Return all lines that include the string "CSIRO".

# RECORDS FOR PROCESSING
# # # # # # #

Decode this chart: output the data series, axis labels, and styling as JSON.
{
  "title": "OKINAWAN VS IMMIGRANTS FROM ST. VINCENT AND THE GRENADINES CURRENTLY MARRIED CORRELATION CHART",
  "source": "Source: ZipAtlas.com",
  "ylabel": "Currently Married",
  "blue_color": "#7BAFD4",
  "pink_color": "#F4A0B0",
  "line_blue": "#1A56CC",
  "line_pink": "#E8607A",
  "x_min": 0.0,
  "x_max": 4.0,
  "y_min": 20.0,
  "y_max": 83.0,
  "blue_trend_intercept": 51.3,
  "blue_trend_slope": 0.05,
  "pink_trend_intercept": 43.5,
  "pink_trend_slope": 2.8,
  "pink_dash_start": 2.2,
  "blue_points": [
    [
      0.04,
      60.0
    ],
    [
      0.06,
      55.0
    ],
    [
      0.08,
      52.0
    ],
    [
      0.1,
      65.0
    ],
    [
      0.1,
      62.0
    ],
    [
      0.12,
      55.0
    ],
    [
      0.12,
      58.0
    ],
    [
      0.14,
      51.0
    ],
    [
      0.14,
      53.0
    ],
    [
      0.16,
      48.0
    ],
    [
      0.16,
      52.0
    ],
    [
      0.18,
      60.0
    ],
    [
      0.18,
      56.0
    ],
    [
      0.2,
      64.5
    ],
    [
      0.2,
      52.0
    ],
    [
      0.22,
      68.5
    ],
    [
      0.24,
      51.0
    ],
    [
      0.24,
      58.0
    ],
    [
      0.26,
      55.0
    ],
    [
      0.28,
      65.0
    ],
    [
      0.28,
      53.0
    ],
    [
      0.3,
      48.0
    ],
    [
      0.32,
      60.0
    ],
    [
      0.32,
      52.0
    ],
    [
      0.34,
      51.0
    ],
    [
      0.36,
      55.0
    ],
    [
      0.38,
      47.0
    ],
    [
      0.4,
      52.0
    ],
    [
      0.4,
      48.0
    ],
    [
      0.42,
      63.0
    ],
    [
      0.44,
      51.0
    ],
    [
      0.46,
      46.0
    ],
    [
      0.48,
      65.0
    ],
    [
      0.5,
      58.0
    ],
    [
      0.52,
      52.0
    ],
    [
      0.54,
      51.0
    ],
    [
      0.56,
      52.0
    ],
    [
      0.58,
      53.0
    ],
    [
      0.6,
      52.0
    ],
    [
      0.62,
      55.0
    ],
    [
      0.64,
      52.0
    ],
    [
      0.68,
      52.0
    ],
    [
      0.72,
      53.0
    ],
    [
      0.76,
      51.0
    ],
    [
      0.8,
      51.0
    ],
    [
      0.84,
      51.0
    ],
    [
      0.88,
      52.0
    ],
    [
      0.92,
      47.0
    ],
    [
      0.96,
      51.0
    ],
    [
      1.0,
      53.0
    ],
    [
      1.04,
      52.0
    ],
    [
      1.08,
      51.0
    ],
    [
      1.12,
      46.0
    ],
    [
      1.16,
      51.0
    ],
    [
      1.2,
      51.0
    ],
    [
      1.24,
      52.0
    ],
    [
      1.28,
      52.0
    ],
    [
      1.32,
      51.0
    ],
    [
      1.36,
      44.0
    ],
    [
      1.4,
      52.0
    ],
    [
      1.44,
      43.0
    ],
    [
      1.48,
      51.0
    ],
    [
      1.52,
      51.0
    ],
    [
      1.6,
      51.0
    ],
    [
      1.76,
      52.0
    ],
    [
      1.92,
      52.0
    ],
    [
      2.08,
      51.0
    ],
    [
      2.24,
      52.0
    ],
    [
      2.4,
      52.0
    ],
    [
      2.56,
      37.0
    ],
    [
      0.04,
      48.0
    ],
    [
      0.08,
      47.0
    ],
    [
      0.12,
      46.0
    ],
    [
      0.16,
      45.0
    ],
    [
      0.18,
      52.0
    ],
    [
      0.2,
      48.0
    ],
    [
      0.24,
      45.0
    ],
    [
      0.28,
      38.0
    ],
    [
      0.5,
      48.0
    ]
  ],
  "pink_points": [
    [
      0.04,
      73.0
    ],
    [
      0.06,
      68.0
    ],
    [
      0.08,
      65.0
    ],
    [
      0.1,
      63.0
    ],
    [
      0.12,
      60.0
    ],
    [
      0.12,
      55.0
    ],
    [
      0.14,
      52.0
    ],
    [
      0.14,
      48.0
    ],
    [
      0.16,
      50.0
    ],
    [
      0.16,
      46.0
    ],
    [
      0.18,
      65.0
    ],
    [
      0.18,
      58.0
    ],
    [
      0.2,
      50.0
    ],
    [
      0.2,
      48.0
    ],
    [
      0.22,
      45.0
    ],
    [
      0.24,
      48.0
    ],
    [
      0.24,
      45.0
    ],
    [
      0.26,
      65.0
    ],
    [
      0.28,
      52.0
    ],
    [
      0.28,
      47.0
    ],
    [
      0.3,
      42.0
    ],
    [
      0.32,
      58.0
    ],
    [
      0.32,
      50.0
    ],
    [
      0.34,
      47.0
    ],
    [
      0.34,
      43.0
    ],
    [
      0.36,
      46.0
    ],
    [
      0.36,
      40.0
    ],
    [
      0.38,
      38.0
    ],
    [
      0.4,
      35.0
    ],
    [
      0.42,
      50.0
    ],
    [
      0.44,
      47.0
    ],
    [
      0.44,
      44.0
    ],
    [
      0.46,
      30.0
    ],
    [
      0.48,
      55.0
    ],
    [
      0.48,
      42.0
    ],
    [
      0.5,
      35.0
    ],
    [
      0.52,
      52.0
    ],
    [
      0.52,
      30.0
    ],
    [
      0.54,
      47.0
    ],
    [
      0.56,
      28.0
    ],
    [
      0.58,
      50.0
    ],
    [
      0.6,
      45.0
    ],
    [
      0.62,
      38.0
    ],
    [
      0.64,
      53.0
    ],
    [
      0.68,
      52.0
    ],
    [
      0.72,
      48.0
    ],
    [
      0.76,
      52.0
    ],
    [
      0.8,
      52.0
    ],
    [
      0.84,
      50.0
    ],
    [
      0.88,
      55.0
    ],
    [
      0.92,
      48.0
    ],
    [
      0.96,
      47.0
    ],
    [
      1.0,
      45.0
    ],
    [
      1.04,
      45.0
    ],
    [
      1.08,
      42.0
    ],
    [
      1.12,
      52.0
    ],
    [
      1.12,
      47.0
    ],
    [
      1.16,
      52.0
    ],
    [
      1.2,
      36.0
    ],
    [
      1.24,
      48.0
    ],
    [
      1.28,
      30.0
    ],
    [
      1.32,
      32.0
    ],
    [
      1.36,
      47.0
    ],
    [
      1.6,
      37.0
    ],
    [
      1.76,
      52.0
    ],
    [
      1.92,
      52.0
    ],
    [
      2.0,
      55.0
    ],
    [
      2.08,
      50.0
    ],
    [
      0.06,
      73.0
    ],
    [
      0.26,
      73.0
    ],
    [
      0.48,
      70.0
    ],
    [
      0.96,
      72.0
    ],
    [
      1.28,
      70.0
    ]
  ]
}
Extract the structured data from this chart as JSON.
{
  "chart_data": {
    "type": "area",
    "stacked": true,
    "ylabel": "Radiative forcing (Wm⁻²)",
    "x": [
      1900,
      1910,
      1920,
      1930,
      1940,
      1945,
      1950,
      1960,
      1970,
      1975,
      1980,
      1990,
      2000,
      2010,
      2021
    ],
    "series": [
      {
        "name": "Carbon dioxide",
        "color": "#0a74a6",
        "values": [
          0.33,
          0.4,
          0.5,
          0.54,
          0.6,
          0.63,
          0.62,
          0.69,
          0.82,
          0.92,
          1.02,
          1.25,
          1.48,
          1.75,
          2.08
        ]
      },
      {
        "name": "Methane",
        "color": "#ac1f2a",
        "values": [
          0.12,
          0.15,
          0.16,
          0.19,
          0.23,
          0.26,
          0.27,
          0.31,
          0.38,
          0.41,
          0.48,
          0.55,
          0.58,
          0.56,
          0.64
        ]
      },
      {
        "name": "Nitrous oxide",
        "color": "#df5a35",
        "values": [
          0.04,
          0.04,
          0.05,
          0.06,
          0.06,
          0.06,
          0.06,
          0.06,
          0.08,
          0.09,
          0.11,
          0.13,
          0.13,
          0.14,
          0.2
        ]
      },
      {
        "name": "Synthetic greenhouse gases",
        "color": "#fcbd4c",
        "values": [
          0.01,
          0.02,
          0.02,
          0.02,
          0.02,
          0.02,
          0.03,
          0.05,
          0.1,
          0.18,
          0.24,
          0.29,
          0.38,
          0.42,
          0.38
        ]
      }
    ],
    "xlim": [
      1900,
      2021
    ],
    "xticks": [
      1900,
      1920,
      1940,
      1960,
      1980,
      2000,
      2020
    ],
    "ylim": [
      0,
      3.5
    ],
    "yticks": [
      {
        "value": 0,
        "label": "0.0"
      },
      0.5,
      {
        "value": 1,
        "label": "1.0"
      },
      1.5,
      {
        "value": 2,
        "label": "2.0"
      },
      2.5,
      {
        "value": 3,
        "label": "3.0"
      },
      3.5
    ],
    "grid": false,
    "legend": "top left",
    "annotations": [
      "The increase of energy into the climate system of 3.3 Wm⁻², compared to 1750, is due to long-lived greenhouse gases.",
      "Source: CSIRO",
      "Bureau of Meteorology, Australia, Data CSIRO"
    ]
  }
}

# # # # # # #

# PROBLEM SOLUTION
      "Source: CSIRO",
      "Bureau of Meteorology, Australia, Data CSIRO"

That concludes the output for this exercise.